TASK TO COMPLETE -
Pull out of the listing below the lines that begin at the one containing "Detect and localize" and stop after the one containing "- sidebar-item-formulare[interactable]: ▦". Copy them without any change.

RECORDS TO USE -
========================

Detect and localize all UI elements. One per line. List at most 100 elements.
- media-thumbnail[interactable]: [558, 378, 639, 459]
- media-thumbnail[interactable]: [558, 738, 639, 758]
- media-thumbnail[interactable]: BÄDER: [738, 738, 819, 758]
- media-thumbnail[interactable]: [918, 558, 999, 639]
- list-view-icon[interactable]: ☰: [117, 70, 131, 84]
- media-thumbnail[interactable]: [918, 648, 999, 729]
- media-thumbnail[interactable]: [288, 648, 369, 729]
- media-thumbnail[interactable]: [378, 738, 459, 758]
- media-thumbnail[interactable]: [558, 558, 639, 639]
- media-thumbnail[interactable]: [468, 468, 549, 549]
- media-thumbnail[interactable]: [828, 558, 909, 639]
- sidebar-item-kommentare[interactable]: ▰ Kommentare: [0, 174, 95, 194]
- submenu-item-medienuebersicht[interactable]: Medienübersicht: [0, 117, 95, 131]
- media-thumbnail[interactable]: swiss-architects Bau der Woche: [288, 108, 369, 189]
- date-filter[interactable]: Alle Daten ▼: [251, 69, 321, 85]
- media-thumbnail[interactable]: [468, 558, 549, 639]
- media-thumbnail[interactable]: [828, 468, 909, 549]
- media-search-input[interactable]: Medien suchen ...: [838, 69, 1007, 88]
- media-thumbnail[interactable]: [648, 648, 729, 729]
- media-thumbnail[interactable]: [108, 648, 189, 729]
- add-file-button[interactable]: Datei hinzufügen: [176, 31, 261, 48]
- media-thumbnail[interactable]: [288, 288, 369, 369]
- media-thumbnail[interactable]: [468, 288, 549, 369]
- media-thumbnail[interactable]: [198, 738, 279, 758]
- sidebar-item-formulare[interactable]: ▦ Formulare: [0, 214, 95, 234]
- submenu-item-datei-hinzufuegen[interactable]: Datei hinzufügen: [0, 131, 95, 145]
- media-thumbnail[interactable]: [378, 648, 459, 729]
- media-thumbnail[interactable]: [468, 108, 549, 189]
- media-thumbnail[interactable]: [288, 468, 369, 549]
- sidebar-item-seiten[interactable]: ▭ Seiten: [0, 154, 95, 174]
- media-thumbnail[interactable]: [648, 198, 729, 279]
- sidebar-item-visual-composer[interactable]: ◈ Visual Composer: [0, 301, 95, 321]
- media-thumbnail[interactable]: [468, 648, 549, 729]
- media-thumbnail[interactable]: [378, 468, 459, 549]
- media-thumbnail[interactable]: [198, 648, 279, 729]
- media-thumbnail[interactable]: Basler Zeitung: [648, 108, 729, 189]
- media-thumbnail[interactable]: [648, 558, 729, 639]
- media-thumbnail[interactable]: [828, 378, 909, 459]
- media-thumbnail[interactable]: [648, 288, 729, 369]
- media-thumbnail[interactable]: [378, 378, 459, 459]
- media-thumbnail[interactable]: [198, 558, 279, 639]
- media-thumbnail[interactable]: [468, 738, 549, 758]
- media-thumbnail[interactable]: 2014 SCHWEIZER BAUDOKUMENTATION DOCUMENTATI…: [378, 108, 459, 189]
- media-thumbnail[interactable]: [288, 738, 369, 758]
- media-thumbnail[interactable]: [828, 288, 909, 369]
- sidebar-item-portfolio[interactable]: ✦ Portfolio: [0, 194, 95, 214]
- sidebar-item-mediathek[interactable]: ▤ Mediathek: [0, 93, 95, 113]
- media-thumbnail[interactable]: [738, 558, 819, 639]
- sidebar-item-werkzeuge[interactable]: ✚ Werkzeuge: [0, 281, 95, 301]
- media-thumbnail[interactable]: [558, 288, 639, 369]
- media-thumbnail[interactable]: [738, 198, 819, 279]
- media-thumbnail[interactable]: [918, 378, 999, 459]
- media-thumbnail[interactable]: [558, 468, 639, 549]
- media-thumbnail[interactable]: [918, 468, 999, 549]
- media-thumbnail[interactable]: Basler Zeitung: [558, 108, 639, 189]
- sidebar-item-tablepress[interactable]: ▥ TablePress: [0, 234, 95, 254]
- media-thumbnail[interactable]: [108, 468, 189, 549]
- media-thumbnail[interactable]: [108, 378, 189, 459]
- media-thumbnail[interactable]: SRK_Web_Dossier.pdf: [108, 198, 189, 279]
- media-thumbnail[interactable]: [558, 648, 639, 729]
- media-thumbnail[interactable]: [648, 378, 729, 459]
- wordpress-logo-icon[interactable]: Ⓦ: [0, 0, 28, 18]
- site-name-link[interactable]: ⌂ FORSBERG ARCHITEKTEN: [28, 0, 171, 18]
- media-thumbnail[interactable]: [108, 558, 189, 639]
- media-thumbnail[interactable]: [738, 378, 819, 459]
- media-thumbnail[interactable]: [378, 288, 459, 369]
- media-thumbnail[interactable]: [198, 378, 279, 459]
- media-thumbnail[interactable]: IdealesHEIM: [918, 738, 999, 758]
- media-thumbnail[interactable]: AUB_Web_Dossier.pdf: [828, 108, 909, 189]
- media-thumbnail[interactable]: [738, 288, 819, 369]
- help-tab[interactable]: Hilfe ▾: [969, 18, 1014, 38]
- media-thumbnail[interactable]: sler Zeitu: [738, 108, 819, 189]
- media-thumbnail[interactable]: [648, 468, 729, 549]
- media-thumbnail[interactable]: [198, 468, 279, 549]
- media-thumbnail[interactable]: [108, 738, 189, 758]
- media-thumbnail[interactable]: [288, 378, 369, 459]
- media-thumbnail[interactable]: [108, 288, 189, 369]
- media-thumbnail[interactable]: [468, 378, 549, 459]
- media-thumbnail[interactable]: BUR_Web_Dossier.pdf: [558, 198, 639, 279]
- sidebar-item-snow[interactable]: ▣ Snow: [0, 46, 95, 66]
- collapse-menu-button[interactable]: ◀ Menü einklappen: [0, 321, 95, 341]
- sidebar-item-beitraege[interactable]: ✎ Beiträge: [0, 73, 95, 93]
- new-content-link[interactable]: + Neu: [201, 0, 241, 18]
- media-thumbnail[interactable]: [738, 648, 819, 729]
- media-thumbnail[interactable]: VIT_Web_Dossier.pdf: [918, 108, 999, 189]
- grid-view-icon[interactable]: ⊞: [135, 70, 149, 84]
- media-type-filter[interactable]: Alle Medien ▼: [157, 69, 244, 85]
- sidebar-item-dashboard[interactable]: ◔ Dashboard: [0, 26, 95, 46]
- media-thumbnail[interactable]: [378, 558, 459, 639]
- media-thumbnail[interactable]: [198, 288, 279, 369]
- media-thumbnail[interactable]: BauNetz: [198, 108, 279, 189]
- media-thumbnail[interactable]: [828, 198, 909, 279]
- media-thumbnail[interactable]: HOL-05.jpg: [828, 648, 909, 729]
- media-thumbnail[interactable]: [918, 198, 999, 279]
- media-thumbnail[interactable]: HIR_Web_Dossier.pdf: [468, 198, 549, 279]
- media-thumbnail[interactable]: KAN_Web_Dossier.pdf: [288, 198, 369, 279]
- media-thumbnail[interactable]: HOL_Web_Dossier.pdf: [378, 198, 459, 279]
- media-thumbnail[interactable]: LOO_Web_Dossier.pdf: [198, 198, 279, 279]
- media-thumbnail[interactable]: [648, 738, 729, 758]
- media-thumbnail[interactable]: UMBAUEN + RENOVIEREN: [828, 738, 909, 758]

========================

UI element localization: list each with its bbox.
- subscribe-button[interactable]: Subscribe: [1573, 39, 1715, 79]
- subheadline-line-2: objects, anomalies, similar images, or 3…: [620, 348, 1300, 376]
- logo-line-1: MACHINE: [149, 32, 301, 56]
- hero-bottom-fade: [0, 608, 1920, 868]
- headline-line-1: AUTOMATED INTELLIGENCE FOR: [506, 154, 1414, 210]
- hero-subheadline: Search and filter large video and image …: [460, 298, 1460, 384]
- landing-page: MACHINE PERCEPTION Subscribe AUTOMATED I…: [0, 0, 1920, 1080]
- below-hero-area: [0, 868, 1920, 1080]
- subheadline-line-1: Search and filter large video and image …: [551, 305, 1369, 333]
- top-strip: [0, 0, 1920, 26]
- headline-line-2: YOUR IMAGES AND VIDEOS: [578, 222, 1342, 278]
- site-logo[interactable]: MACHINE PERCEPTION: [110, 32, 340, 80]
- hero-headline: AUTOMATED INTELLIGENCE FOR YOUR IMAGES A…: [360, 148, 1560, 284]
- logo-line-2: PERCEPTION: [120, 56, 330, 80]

========================

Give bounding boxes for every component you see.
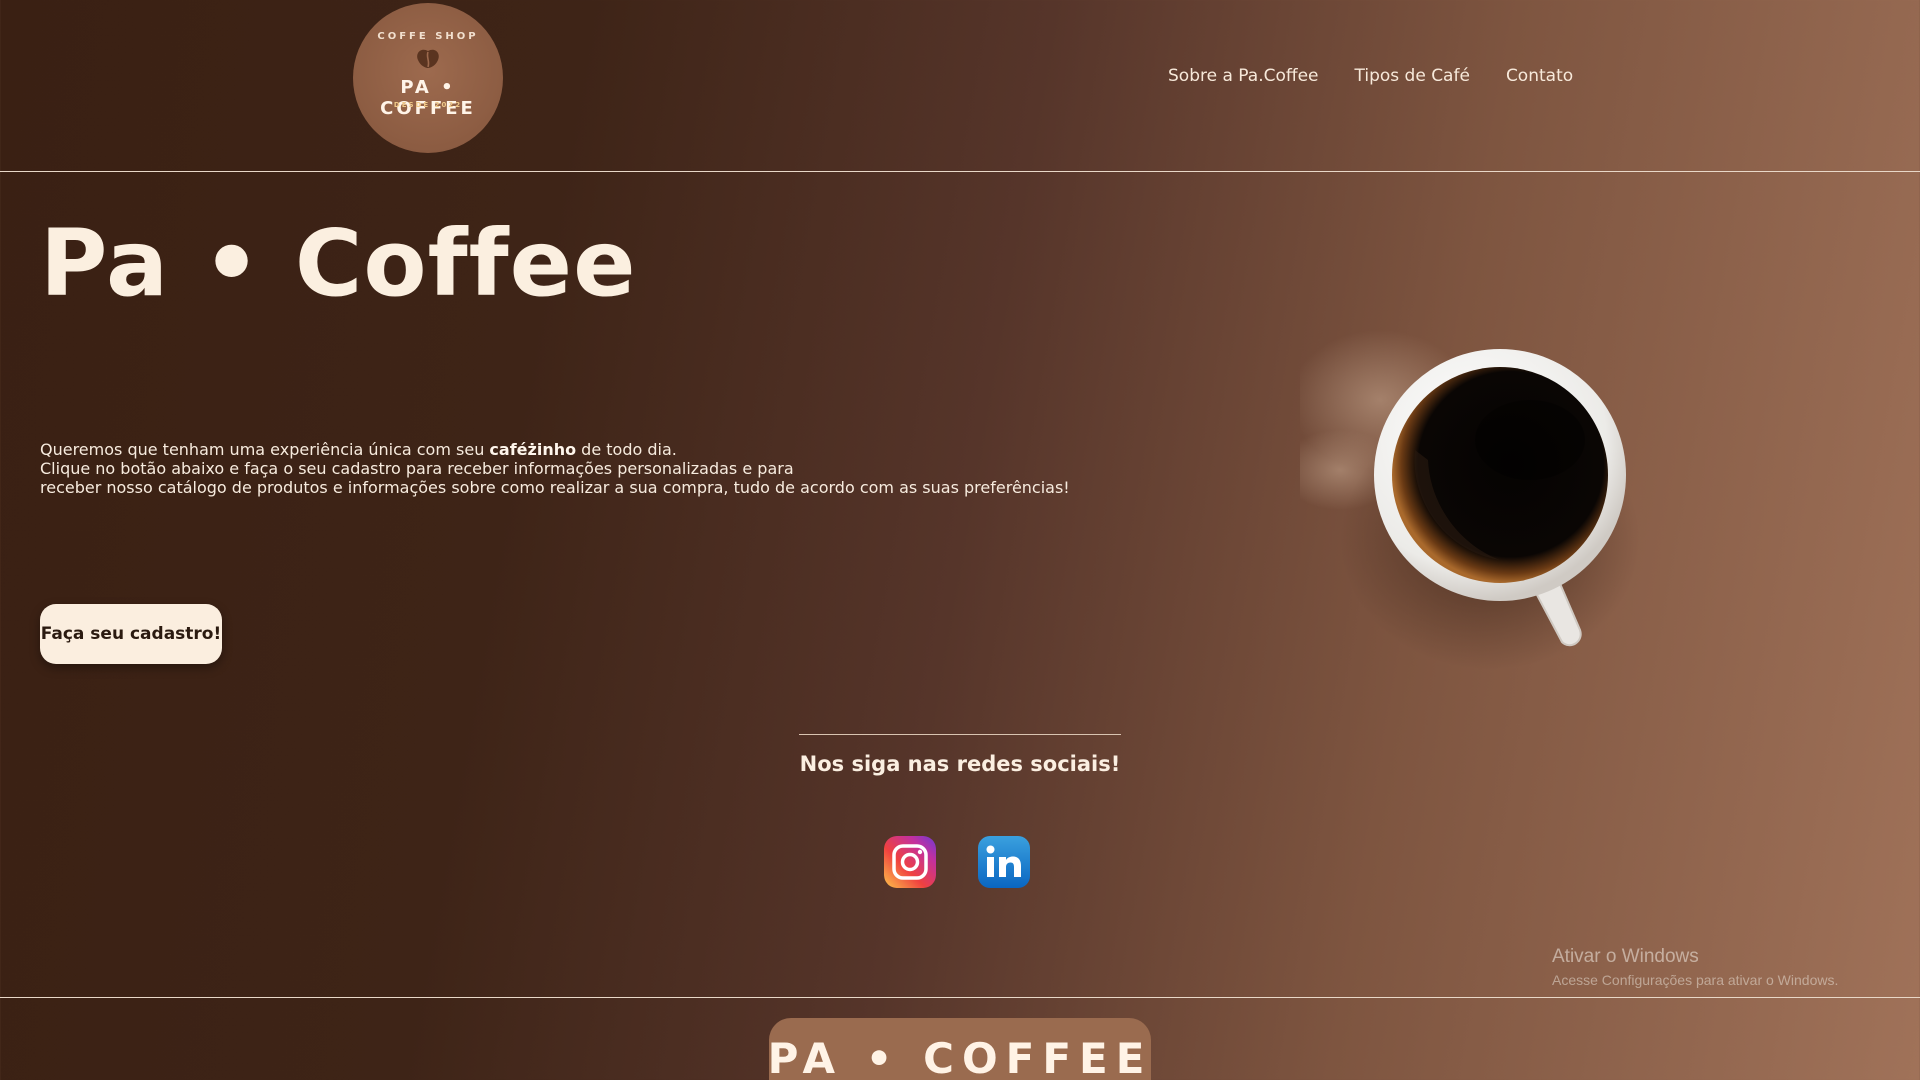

========================

CORRECT RESPONSE -
Detect and localize all UI elements. One per line. List at most 100 elements.
- media-thumbnail[interactable]: [558, 378, 639, 459]
- media-thumbnail[interactable]: [558, 738, 639, 758]
- media-thumbnail[interactable]: BÄDER: [738, 738, 819, 758]
- media-thumbnail[interactable]: [918, 558, 999, 639]
- list-view-icon[interactable]: ☰: [117, 70, 131, 84]
- media-thumbnail[interactable]: [918, 648, 999, 729]
- media-thumbnail[interactable]: [288, 648, 369, 729]
- media-thumbnail[interactable]: [378, 738, 459, 758]
- media-thumbnail[interactable]: [558, 558, 639, 639]
- media-thumbnail[interactable]: [468, 468, 549, 549]
- media-thumbnail[interactable]: [828, 558, 909, 639]
- sidebar-item-kommentare[interactable]: ▰ Kommentare: [0, 174, 95, 194]
- submenu-item-medienuebersicht[interactable]: Medienübersicht: [0, 117, 95, 131]
- media-thumbnail[interactable]: swiss-architects Bau der Woche: [288, 108, 369, 189]
- date-filter[interactable]: Alle Daten ▼: [251, 69, 321, 85]
- media-thumbnail[interactable]: [468, 558, 549, 639]
- media-thumbnail[interactable]: [828, 468, 909, 549]
- media-search-input[interactable]: Medien suchen ...: [838, 69, 1007, 88]
- media-thumbnail[interactable]: [648, 648, 729, 729]
- media-thumbnail[interactable]: [108, 648, 189, 729]
- add-file-button[interactable]: Datei hinzufügen: [176, 31, 261, 48]
- media-thumbnail[interactable]: [288, 288, 369, 369]
- media-thumbnail[interactable]: [468, 288, 549, 369]
- media-thumbnail[interactable]: [198, 738, 279, 758]
- sidebar-item-formulare[interactable]: ▦ Formulare: [0, 214, 95, 234]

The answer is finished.